Data lines:
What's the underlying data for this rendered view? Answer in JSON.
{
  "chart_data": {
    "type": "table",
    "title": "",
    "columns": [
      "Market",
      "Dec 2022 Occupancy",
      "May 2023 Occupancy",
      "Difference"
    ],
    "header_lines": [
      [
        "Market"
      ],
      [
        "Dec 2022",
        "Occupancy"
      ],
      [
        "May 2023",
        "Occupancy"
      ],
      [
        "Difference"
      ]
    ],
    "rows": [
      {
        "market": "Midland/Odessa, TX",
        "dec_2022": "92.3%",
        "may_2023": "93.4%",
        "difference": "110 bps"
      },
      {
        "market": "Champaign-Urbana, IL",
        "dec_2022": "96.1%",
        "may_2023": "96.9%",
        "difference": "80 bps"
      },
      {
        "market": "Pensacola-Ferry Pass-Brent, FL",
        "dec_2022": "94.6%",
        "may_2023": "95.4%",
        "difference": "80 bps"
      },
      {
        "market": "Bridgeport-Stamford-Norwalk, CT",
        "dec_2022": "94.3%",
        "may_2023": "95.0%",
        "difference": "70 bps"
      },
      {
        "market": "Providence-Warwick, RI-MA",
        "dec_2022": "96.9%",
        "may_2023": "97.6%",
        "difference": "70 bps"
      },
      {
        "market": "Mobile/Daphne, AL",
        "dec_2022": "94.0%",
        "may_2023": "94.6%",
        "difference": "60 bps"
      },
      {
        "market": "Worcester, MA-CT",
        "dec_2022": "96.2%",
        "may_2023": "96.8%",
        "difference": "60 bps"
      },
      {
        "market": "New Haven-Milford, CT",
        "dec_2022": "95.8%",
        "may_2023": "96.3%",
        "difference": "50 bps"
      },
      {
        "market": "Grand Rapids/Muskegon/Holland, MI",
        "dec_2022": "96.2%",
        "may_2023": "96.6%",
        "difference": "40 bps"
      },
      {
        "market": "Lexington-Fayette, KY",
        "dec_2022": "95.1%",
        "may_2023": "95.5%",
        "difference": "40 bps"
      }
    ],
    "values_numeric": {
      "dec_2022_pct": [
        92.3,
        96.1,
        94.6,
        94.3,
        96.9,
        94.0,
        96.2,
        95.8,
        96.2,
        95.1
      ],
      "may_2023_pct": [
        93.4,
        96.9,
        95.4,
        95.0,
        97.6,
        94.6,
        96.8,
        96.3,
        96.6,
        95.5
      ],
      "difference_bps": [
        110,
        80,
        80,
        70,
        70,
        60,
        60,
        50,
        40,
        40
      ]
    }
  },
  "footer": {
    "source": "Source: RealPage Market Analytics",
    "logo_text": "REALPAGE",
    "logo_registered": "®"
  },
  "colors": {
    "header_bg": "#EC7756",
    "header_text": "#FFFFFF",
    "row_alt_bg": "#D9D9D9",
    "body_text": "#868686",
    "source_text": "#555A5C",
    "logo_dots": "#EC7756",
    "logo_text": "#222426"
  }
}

Short problem:
Can you reproduce all the material exactly?

Task output:
What's the underlying data for this rendered view? Answer in JSON.
{
  "chart_data": {
    "type": "table",
    "title": "",
    "columns": [
      "Market",
      "Dec 2022 Occupancy",
      "May 2023 Occupancy",
      "Difference"
    ],
    "header_lines": [
      [
        "Market"
      ],
      [
        "Dec 2022",
        "Occupancy"
      ],
      [
        "May 2023",
        "Occupancy"
      ],
      [
        "Difference"
      ]
    ],
    "rows": [
      {
        "market": "Midland/Odessa, TX",
        "dec_2022": "92.3%",
        "may_2023": "93.4%",
        "difference": "110 bps"
      },
      {
        "market": "Champaign-Urbana, IL",
        "dec_2022": "96.1%",
        "may_2023": "96.9%",
        "difference": "80 bps"
      },
      {
        "market": "Pensacola-Ferry Pass-Brent, FL",
        "dec_2022": "94.6%",
        "may_2023": "95.4%",
        "difference": "80 bps"
      },
      {
        "market": "Bridgeport-Stamford-Norwalk, CT",
        "dec_2022": "94.3%",
        "may_2023": "95.0%",
        "difference": "70 bps"
      },
      {
        "market": "Providence-Warwick, RI-MA",
        "dec_2022": "96.9%",
        "may_2023": "97.6%",
        "difference": "70 bps"
      },
      {
        "market": "Mobile/Daphne, AL",
        "dec_2022": "94.0%",
        "may_2023": "94.6%",
        "difference": "60 bps"
      },
      {
        "market": "Worcester, MA-CT",
        "dec_2022": "96.2%",
        "may_2023": "96.8%",
        "difference": "60 bps"
      },
      {
        "market": "New Haven-Milford, CT",
        "dec_2022": "95.8%",
        "may_2023": "96.3%",
        "difference": "50 bps"
      },
      {
        "market": "Grand Rapids/Muskegon/Holland, MI",
        "dec_2022": "96.2%",
        "may_2023": "96.6%",
        "difference": "40 bps"
      },
      {
        "market": "Lexington-Fayette, KY",
        "dec_2022": "95.1%",
        "may_2023": "95.5%",
        "difference": "40 bps"
      }
    ],
    "values_numeric": {
      "dec_2022_pct": [
        92.3,
        96.1,
        94.6,
        94.3,
        96.9,
        94.0,
        96.2,
        95.8,
        96.2,
        95.1
      ],
      "may_2023_pct": [
        93.4,
        96.9,
        95.4,
        95.0,
        97.6,
        94.6,
        96.8,
        96.3,
        96.6,
        95.5
      ],
      "difference_bps": [
        110,
        80,
        80,
        70,
        70,
        60,
        60,
        50,
        40,
        40
      ]
    }
  },
  "footer": {
    "source": "Source: RealPage Market Analytics",
    "logo_text": "REALPAGE",
    "logo_registered": "®"
  },
  "colors": {
    "header_bg": "#EC7756",
    "header_text": "#FFFFFF",
    "row_alt_bg": "#D9D9D9",
    "body_text": "#868686",
    "source_text": "#555A5C",
    "logo_dots": "#EC7756",
    "logo_text": "#222426"
  }
}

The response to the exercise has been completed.